§ **DIRECTIONS FOR THIS TASK**:
Look through the listing below and work out how many of its lines hold the word "établissement". Give only the number.

§ **RECORDS TO PROCESS**:
>>

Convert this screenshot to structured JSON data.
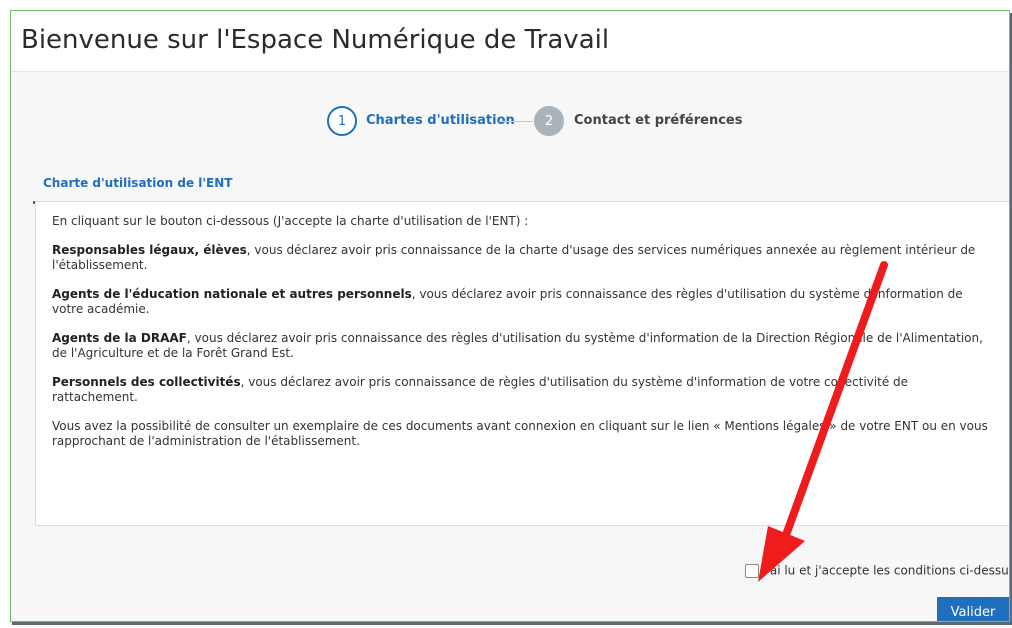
{
  "header": {
    "title": "Bienvenue sur l'Espace Numérique de Travail"
  },
  "stepper": {
    "steps": [
      {
        "number": "1",
        "label": "Chartes d'utilisation",
        "state": "active"
      },
      {
        "number": "2",
        "label": "Contact et préférences",
        "state": "inactive"
      }
    ]
  },
  "tab": {
    "label": "Charte d'utilisation de l'ENT"
  },
  "charter": {
    "intro": "En cliquant sur le bouton ci-dessous (J'accepte la charte d'utilisation de l'ENT) :",
    "paragraphs": [
      {
        "bold": "Responsables légaux, élèves",
        "text": ", vous déclarez avoir pris connaissance de la charte d'usage des services numériques annexée au règlement intérieur de l'établissement."
      },
      {
        "bold": "Agents de l'éducation nationale et autres personnels",
        "text": ", vous déclarez avoir pris connaissance des règles d'utilisation du système d'information de votre académie."
      },
      {
        "bold": "Agents de la DRAAF",
        "text": ", vous déclarez avoir pris connaissance des règles d'utilisation du système d'information de la Direction Régionale de l'Alimentation, de l'Agriculture et de la Forêt Grand Est."
      },
      {
        "bold": "Personnels des collectivités",
        "text": ", vous déclarez avoir pris connaissance de règles d'utilisation du système d'information de votre collectivité de rattachement."
      }
    ],
    "closing": "Vous avez la possibilité de consulter un exemplaire de ces documents avant connexion en cliquant sur le lien « Mentions légales » de votre ENT ou en vous rapprochant de l'administration de l'établissement."
  },
  "accept": {
    "label": "J'ai lu et j'accepte les conditions ci-dessus",
    "checked": false
  },
  "actions": {
    "validate_label": "Valider"
  },
  "colors": {
    "accent": "#1f6fbd",
    "annotation_arrow": "#ee1c1c",
    "inactive_step": "#a9b3ba"
  }
}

<<

§ **EXPECTED ANSWER**:
2